_SET PROBLEM 1_
Retype the records word for word, from the line with "x-axis-title: x <box>590 550 596 556</box>" up to and including the line with "List every element".

_DOCUMENT EXCERPT_
_ _ _ _ _ _ _

Metrics
Defining dataset-level metrics for reward aggregation
Most datasets use mean (accuracy) as the metric for reward aggregation. However, certain datasets may choose to use other metrics.
Harbor provides a few common metrics. If you require a custom metric, we currently support implementing a Python script that expects certain flags to be set and is executed using uv run.
Available metrics
Harbor provides metrics for sum, min, max, and mean.
To define a metric for a registered dataset, you can populate metrics field in the dataset's registry.json object. Datasets can contain multiple metrics.
Here is an example of a dataset with multiple metrics:
{
"name": "my-dataset",
"version": "1.0",
"description": "A description of the dataset",
"metrics": [
{
"type": "mean"
},
{
"type": "max"
}
]
"tasks": [
{
"name": "task-1",
"git_url": "https://github.com/my-org/my-dataset.git",
"git_commit_id": "1234567890",
"path": "task-1"
},
...
]
}Custom metrics
Currently, custom metrics are only supported locally. Please raise a GitHub issue if you want support for hosted custom metrics.
To implement a custom metric, you will add the following metric to your dataset:
...
{
"type": "uv-script",
"kwargs": {
"script_path": "my_custom_metric.py"
}
}
...The script itself should expect two flags:
| Flag | Description |
|---|---|
-i | Path to a jsonl file containing rewards, one json object per line. |
-o | Path to a json file where the metric will be written as a json object. |
For example, your script might be run with:
uv run my_custom_metric.py -i input.jsonl -o output.jsonwhere input.jsonl is the trial rewards and output.json will contain your computed metric(s). If your script requires dependencies, add them as a comment using uv's convention.
Here is an example of a custom metric script:
# /// script
# dependencies = [
# "numpy==2.3.4",
# ]
# ///
import argparse
import json
from pathlib import Path
import numpy as np
def main(input_path: Path, output_path: Path):
rewards = []
for line in input_path.read_text().splitlines():
reward = json.loads(line)
if reward is None:
rewards.append(0)
elif len(reward) != 1:
raise ValueError(
f"Expected exactly one key in reward dictionary, got {len(reward)}"
)
else:
rewards.extend(reward.values())
result = np.mean(rewards)
output_path.write_text(json.dumps({"mean": result}))
if __name__ == "__main__":
parser = argparse.ArgumentParser()
parser.add_argument(
"-i",
"--input-path",
type=Path,
required=True,
help="Path to a jsonl file containing rewards, one json object per line.",
)
parser.add_argument(
"-o",
"--output-path",
type=Path,
required=True,
help="Path to a json file where the metric will be written as a json object.",
)
args = parser.parse_args()
main(args.input_path, args.output_path)

_ _ _ _ _ _ _

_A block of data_
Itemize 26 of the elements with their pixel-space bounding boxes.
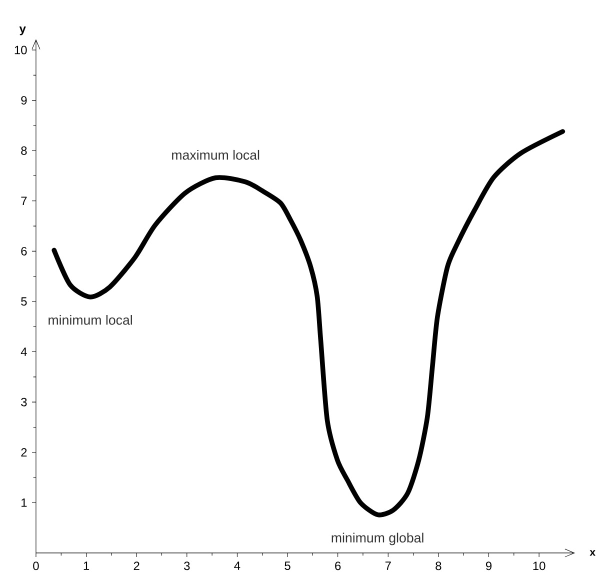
x-axis-title: x <box>590 550 596 556</box>
x-tick-label: 4 <box>234 562 240 570</box>
y-tick-label: 2 <box>21 448 27 457</box>
x-tick-label: 0 <box>33 562 39 570</box>
x-tick-label: 6 <box>335 562 341 570</box>
y-tick-label: 8 <box>21 146 27 156</box>
y-tick-label: 1 <box>22 498 27 507</box>
x-tick-label: 9 <box>486 562 492 570</box>
annotation: maximum local <box>172 150 260 160</box>
y-tick-label: 3 <box>21 398 27 407</box>
x-tick-label: 10 <box>533 562 546 570</box>
x-tick-label: 7 <box>385 562 391 570</box>
x-tick-label: 8 <box>436 562 442 570</box>
y-tick-label: 6 <box>21 247 27 256</box>
x-tick-label: 3 <box>184 562 190 570</box>
y-axis-title: y <box>19 26 26 36</box>
y-tick-label: 9 <box>21 96 27 105</box>
x-tick-label: 1 <box>84 562 90 570</box>
x-tick-label: 2 <box>134 562 140 570</box>
y-tick-label: 4 <box>20 348 27 356</box>
annotation: minimum global <box>332 532 424 546</box>
annotation: minimum local <box>48 315 132 325</box>
y-tick-label: 10 <box>14 46 27 54</box>
y-tick-label: 7 <box>21 196 27 206</box>
x-tick-label: 5 <box>284 562 290 570</box>
y-tick-label: 5 <box>21 298 27 306</box>
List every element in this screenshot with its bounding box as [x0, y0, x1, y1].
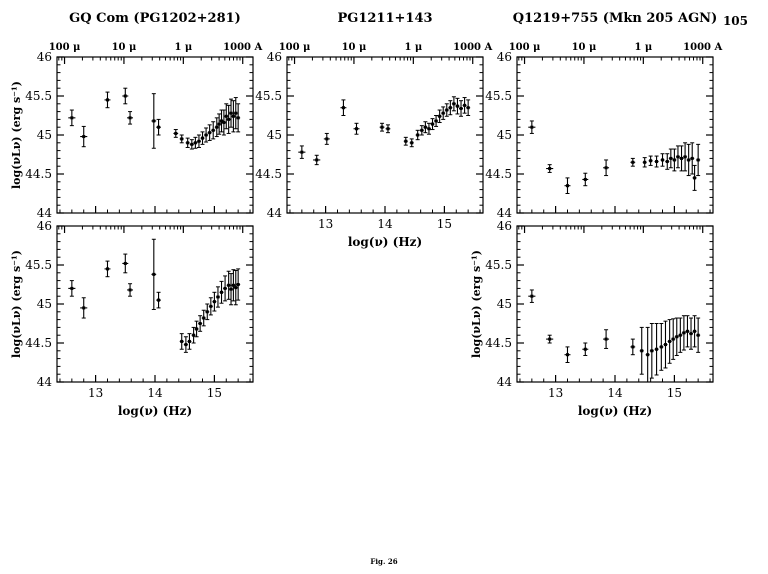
svg-text:46: 46: [37, 50, 52, 64]
svg-text:44: 44: [497, 206, 513, 220]
svg-text:44.5: 44.5: [25, 167, 52, 181]
svg-text:13: 13: [318, 217, 333, 231]
svg-text:log(ν) (Hz): log(ν) (Hz): [118, 404, 192, 418]
svg-text:45: 45: [497, 297, 512, 311]
svg-text:45.5: 45.5: [25, 89, 52, 103]
svg-text:44.5: 44.5: [485, 167, 512, 181]
svg-text:45.5: 45.5: [485, 258, 512, 272]
svg-text:1000 A: 1000 A: [223, 42, 262, 53]
svg-text:44.5: 44.5: [485, 336, 512, 350]
svg-text:45.5: 45.5: [485, 89, 512, 103]
svg-text:10 μ: 10 μ: [572, 42, 597, 53]
figure-caption: Fig. 26: [370, 557, 398, 566]
svg-text:46: 46: [267, 50, 282, 64]
svg-text:46: 46: [497, 50, 512, 64]
svg-text:44: 44: [37, 206, 53, 220]
svg-text:log(νLν) (erg s⁻¹): log(νLν) (erg s⁻¹): [470, 250, 483, 358]
panel-gq-com-lower: 13 14 15 44 44.5 45 45.5 46 log(ν) (Hz) log(νLν) …: [10, 219, 254, 418]
svg-text:44: 44: [37, 375, 53, 389]
svg-text:log(ν) (Hz): log(ν) (Hz): [578, 404, 652, 418]
svg-text:44: 44: [497, 375, 513, 389]
svg-text:45.5: 45.5: [25, 258, 52, 272]
svg-text:1000 A: 1000 A: [453, 42, 492, 53]
svg-text:13: 13: [88, 386, 103, 400]
panel-q1219-lower: 13 14 15 44 44.5 45 45.5 46 log(ν) (Hz) log(νLν) …: [470, 219, 714, 418]
svg-text:13: 13: [548, 386, 563, 400]
svg-text:45: 45: [267, 128, 282, 142]
svg-text:14: 14: [607, 386, 623, 400]
svg-text:45: 45: [37, 128, 52, 142]
svg-text:46: 46: [37, 219, 52, 233]
svg-text:1 μ: 1 μ: [404, 42, 422, 53]
svg-text:PG1211+143: PG1211+143: [337, 11, 432, 26]
page-number: 105: [722, 14, 748, 28]
svg-text:14: 14: [377, 217, 393, 231]
svg-text:Q1219+755 (Mkn 205 AGN): Q1219+755 (Mkn 205 AGN): [513, 11, 717, 26]
svg-text:44.5: 44.5: [25, 336, 52, 350]
svg-text:10 μ: 10 μ: [112, 42, 137, 53]
svg-text:45: 45: [37, 297, 52, 311]
svg-text:100 μ: 100 μ: [49, 42, 81, 53]
svg-text:46: 46: [497, 219, 512, 233]
svg-text:14: 14: [147, 386, 163, 400]
svg-text:log(νLν) (erg s⁻¹): log(νLν) (erg s⁻¹): [10, 81, 23, 189]
svg-text:100 μ: 100 μ: [509, 42, 541, 53]
svg-text:1000 A: 1000 A: [683, 42, 722, 53]
svg-text:45.5: 45.5: [255, 89, 282, 103]
svg-text:GQ Com (PG1202+281): GQ Com (PG1202+281): [69, 11, 241, 26]
svg-text:15: 15: [667, 386, 682, 400]
svg-text:15: 15: [437, 217, 452, 231]
svg-text:44: 44: [267, 206, 283, 220]
svg-text:log(ν) (Hz): log(ν) (Hz): [348, 235, 422, 249]
svg-text:44.5: 44.5: [255, 167, 282, 181]
svg-text:1 μ: 1 μ: [634, 42, 652, 53]
svg-text:log(νLν) (erg s⁻¹): log(νLν) (erg s⁻¹): [10, 250, 23, 358]
svg-text:100 μ: 100 μ: [279, 42, 311, 53]
svg-text:15: 15: [207, 386, 222, 400]
svg-text:45: 45: [497, 128, 512, 142]
svg-text:10 μ: 10 μ: [342, 42, 367, 53]
svg-text:1 μ: 1 μ: [174, 42, 192, 53]
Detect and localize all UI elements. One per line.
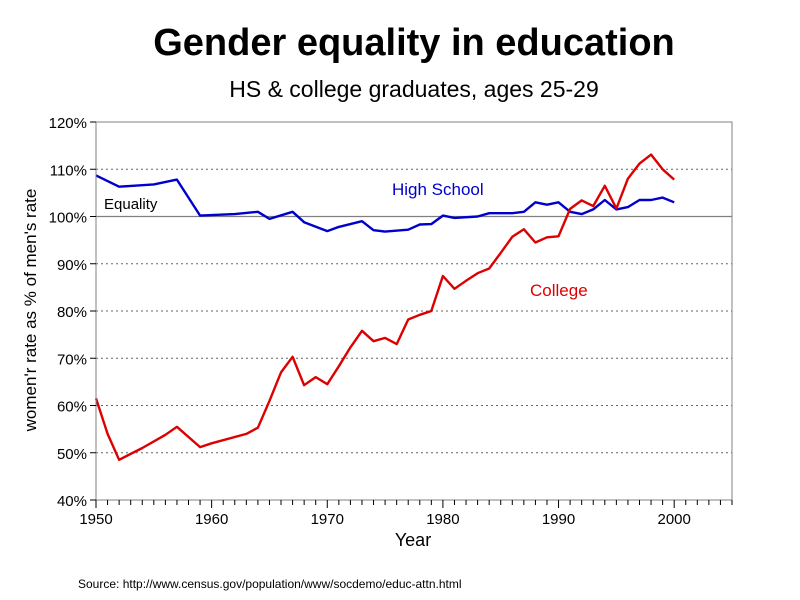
y-tick-label: 50%: [57, 446, 87, 463]
x-tick-label: 2000: [657, 511, 690, 528]
x-axis-label: Year: [395, 530, 431, 550]
x-axis-ticks: 1950 1960 1970 1980 1990 2000: [79, 500, 733, 528]
high-school-label: High School: [392, 180, 484, 199]
source-note: Source: http://www.census.gov/population…: [78, 577, 462, 591]
y-tick-label: 80%: [57, 304, 87, 321]
series-line-college: [94, 153, 675, 461]
y-tick-label: 110%: [50, 162, 87, 179]
y-tick-label: 40%: [57, 493, 87, 510]
chart-title: Gender equality in education: [153, 22, 675, 64]
equality-label: Equality: [104, 196, 158, 213]
x-tick-label: 1950: [79, 511, 112, 528]
annotations: Equality High School College: [104, 180, 588, 300]
college-label: College: [530, 281, 588, 300]
y-tick-label: 60%: [57, 399, 87, 416]
series-line-high-school: [95, 174, 675, 233]
chart-subtitle: HS & college graduates, ages 25-29: [229, 76, 599, 102]
y-axis-label: women'r rate as % of men's rate: [21, 189, 40, 433]
y-tick-label: 90%: [57, 257, 87, 274]
x-tick-label: 1960: [195, 511, 228, 528]
grid-lines: [96, 168, 732, 454]
x-tick-label: 1970: [311, 511, 344, 528]
y-tick-label: 120%: [49, 115, 87, 132]
y-tick-label: 70%: [57, 351, 87, 368]
series-lines: [94, 153, 675, 461]
y-tick-label: 100%: [49, 210, 87, 227]
x-tick-label: 1990: [542, 511, 575, 528]
y-axis-ticks: 40% 50% 60% 70% 80% 90% 100% 110% 120%: [49, 115, 96, 510]
x-tick-label: 1980: [426, 511, 459, 528]
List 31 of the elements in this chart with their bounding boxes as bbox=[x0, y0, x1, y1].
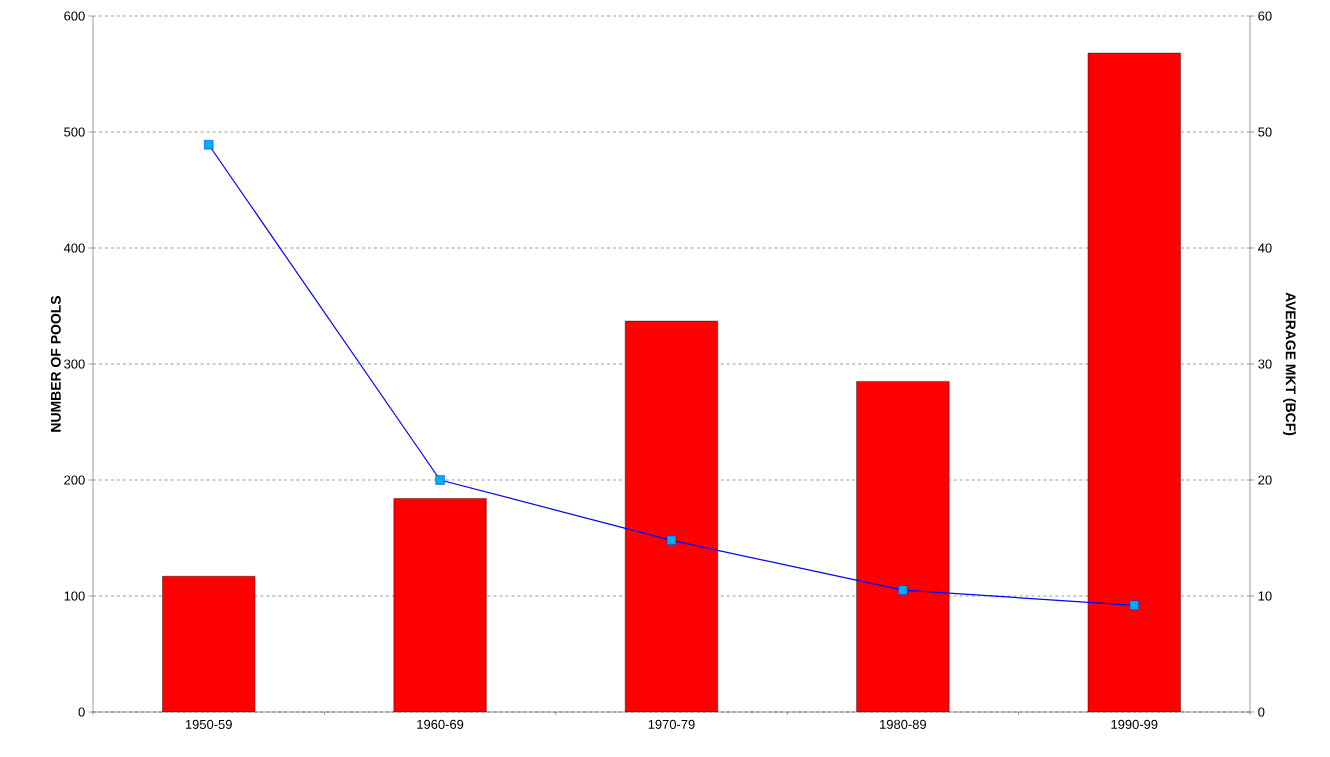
y-tick-label: 200 bbox=[64, 475, 85, 485]
point bbox=[666, 535, 677, 545]
y-tick-label: 0 bbox=[78, 707, 85, 717]
y-tick-label: 500 bbox=[64, 127, 85, 137]
x-tick-label: 1990-99 bbox=[1111, 719, 1158, 729]
y2-tick-label: 60 bbox=[1258, 11, 1272, 21]
x-tick-label: 1980-89 bbox=[880, 719, 927, 729]
y-axis-title: NUMBER OF POOLS bbox=[50, 295, 61, 432]
y2-tick-label: 20 bbox=[1258, 475, 1272, 485]
bar bbox=[856, 381, 950, 712]
y2-tick-label: 10 bbox=[1258, 591, 1272, 601]
point bbox=[1129, 600, 1139, 610]
bar bbox=[162, 576, 255, 712]
bar bbox=[1087, 52, 1181, 712]
y-tick-label: 100 bbox=[64, 591, 85, 601]
y-tick-label: 300 bbox=[64, 359, 85, 369]
point bbox=[898, 585, 908, 595]
x-tick-label: 1950-59 bbox=[185, 719, 232, 729]
y2-tick-label: 0 bbox=[1258, 707, 1265, 717]
point bbox=[435, 475, 445, 485]
y-tick-label: 400 bbox=[63, 243, 85, 253]
y-tick-label: 600 bbox=[64, 11, 85, 21]
x-tick-label: 1970-79 bbox=[648, 719, 695, 729]
y2-tick-label: 30 bbox=[1258, 359, 1272, 369]
bar bbox=[393, 498, 487, 712]
x-tick-label: 1960-69 bbox=[417, 719, 464, 729]
y2-tick-label: 50 bbox=[1258, 127, 1272, 137]
bar bbox=[625, 321, 718, 712]
y2-tick-label: 40 bbox=[1258, 243, 1272, 253]
point bbox=[204, 140, 214, 150]
y2-axis-title: AVERAGE MKT (BCF) bbox=[1282, 292, 1296, 436]
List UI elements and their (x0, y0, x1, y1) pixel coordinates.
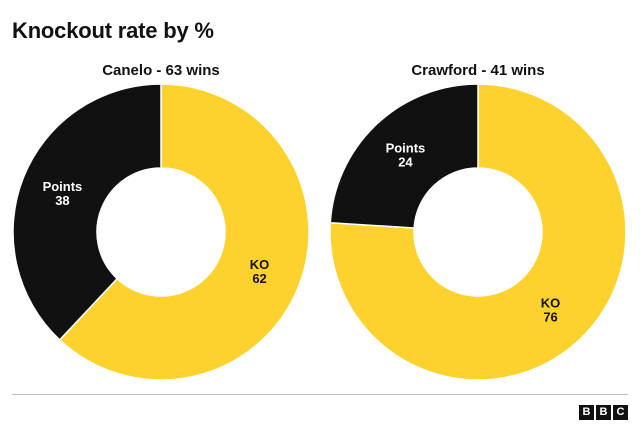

_ _ _ _ _ _ _

_SET PROBLEM 2_
According to the page on Harbor metrics, which metrics does Harbor provide?

_EXERCISE SOLUTION 1_
x-axis-title: x <box>590 550 596 556</box>
x-tick-label: 4 <box>234 562 240 570</box>
y-tick-label: 2 <box>21 448 27 457</box>
x-tick-label: 0 <box>33 562 39 570</box>
x-tick-label: 6 <box>335 562 341 570</box>
y-tick-label: 8 <box>21 146 27 156</box>
y-tick-label: 1 <box>22 498 27 507</box>
x-tick-label: 9 <box>486 562 492 570</box>
annotation: maximum local <box>172 150 260 160</box>
y-tick-label: 3 <box>21 398 27 407</box>
x-tick-label: 10 <box>533 562 546 570</box>
x-tick-label: 7 <box>385 562 391 570</box>
x-tick-label: 8 <box>436 562 442 570</box>
y-tick-label: 6 <box>21 247 27 256</box>
x-tick-label: 3 <box>184 562 190 570</box>
y-axis-title: y <box>19 26 26 36</box>
y-tick-label: 9 <box>21 96 27 105</box>
x-tick-label: 1 <box>84 562 90 570</box>
x-tick-label: 2 <box>134 562 140 570</box>
y-tick-label: 4 <box>20 348 27 356</box>
annotation: minimum global <box>332 532 424 546</box>
annotation: minimum local <box>48 315 132 325</box>
y-tick-label: 10 <box>14 46 27 54</box>
y-tick-label: 7 <box>21 196 27 206</box>
x-tick-label: 5 <box>284 562 290 570</box>
y-tick-label: 5 <box>21 298 27 306</box>
List every element in this screenshot with its bounding box as [x0, y0, x1, y1].

_EXERCISE SOLUTION 2_
Sum, min, max, and mean.